## [Set task]
Each line that holds the word "Nombre" counts once. Give the total number of such lines and nothing else.

## [Records shown]
───

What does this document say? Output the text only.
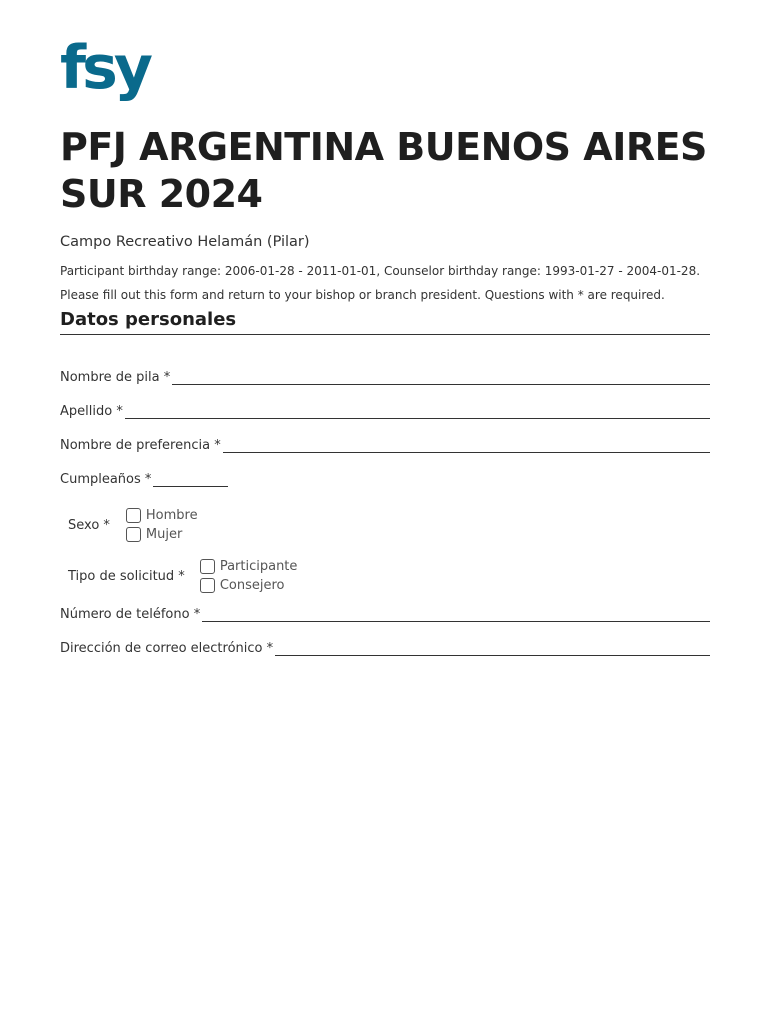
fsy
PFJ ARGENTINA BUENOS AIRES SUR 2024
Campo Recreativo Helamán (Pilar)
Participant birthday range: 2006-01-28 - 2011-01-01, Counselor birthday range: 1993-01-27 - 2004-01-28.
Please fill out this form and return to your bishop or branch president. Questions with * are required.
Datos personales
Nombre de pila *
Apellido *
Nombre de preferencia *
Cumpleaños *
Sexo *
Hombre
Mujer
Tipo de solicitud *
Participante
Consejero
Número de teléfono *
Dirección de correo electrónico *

───

## [Written solution]
2